▽
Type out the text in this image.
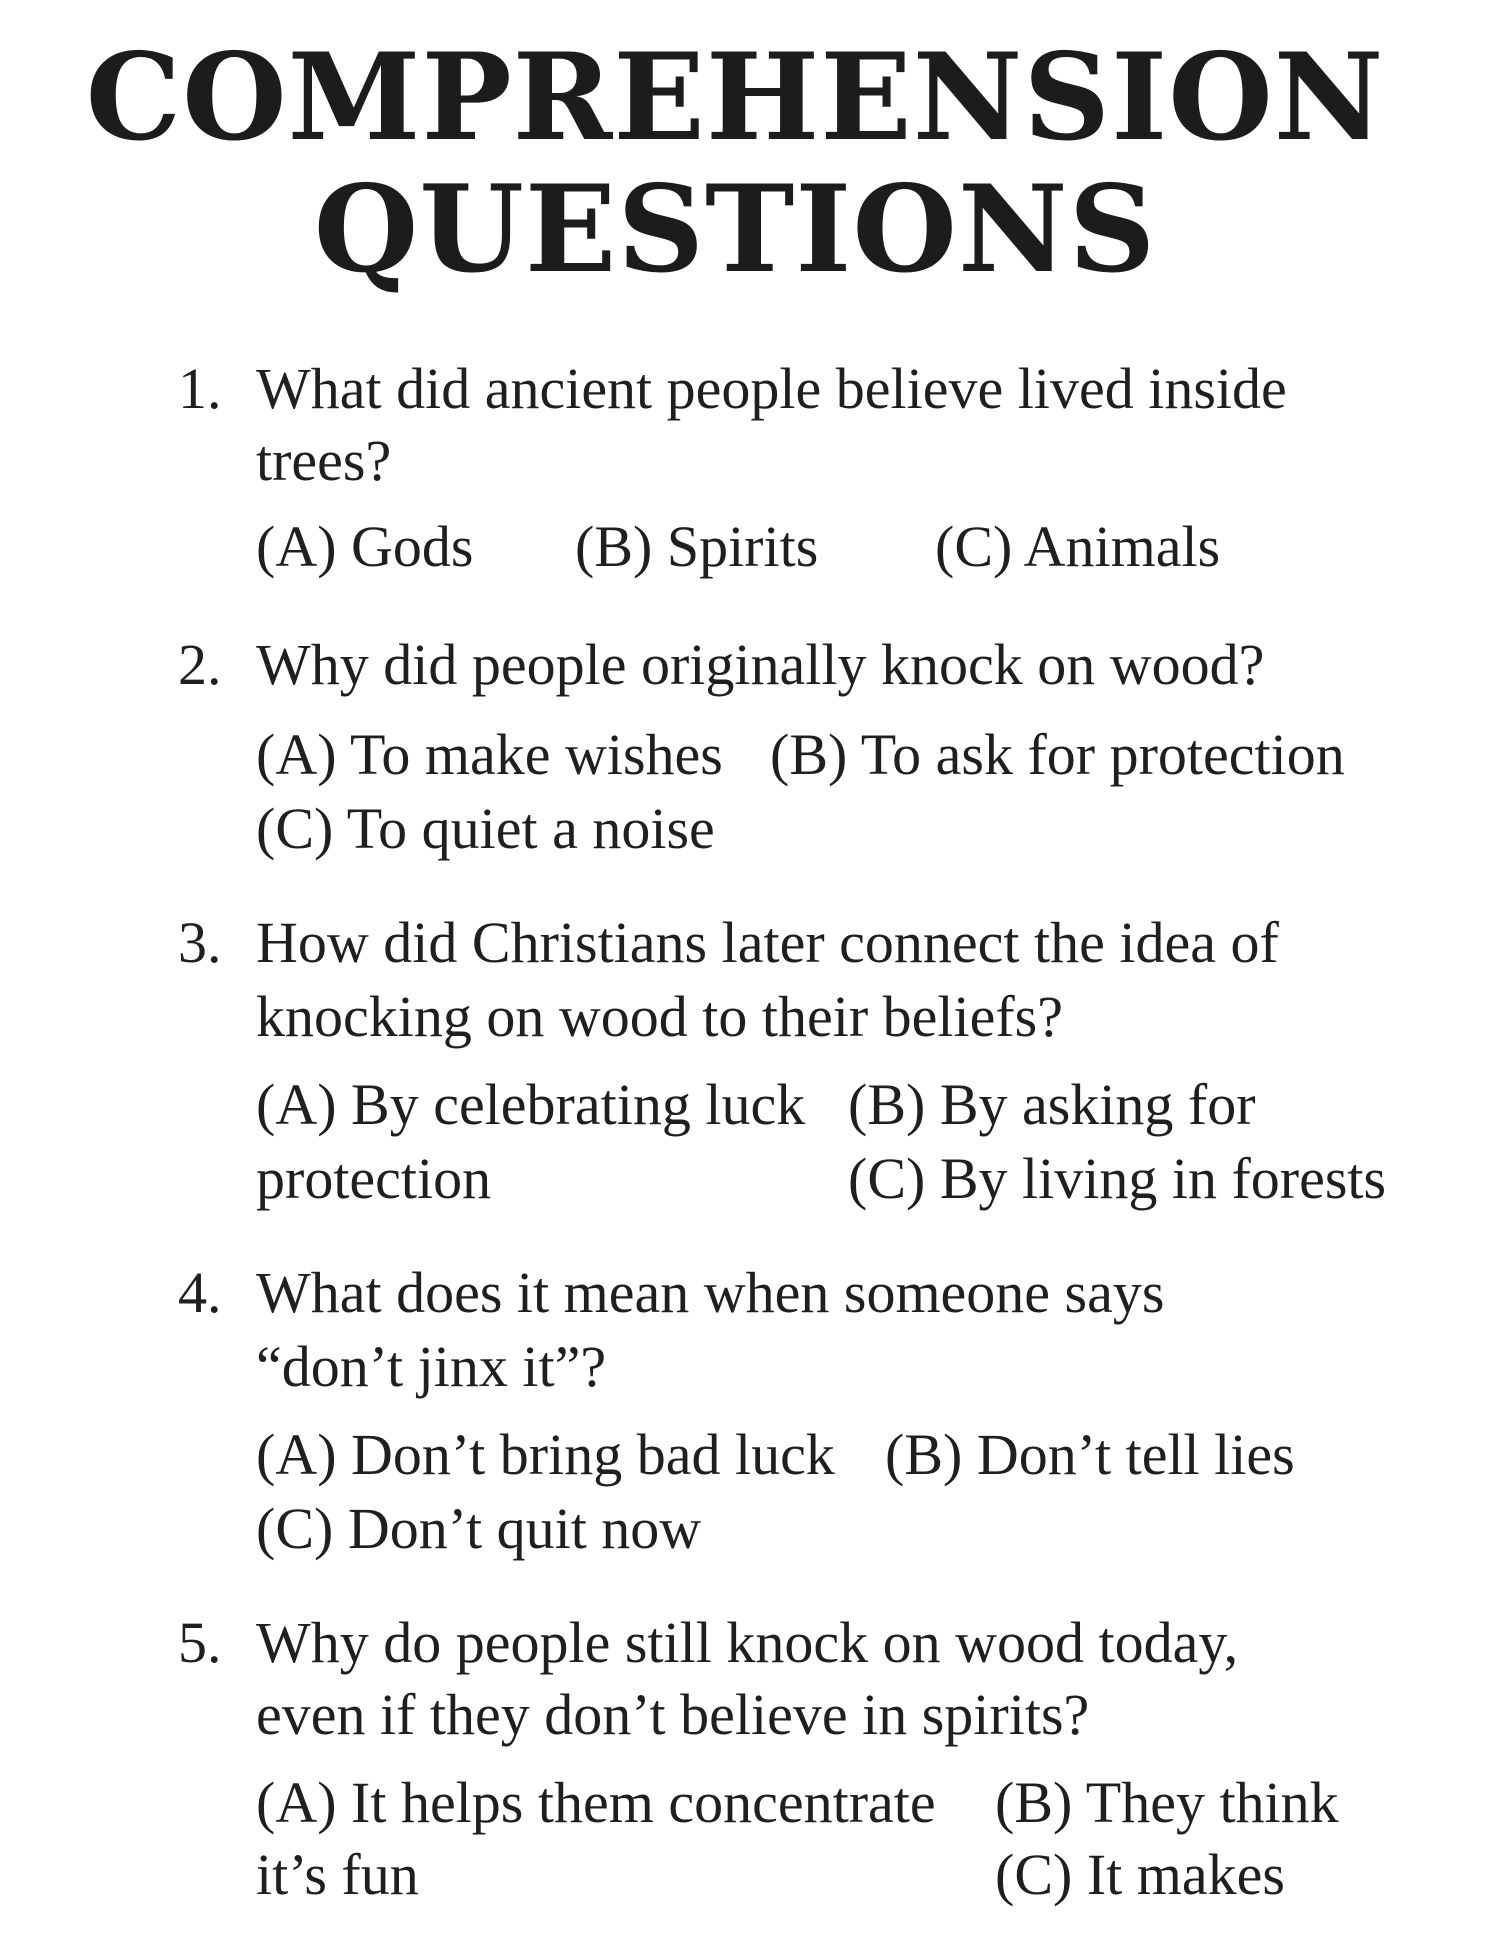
COMPREHENSION
QUESTIONS
1. What did ancient people believe lived inside
trees?
(A) Gods (B) Spirits (C) Animals
2. Why did people originally knock on wood?
(A) To make wishes (B) To ask for protection
(C) To quiet a noise
3. How did Christians later connect the idea of
knocking on wood to their beliefs?
(A) By celebrating luck (B) By asking for
protection	(C) By living in forests
4. What does it mean when someone says
“don’t jinx it”?
(A) Don’t bring bad luck (B) Don’t tell lies
(C) Don’t quit now
5. Why do people still knock on wood today,
even if they don’t believe in spirits?
(A) It helps them concentrate (B) They think
it’s fun	(C) It makes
△
_Directions for this task_. List the lines that contain the word "luck".

_Correct answer_.
(A) By celebrating luck (B) By asking for
(A) Don’t bring bad luck (B) Don’t tell lies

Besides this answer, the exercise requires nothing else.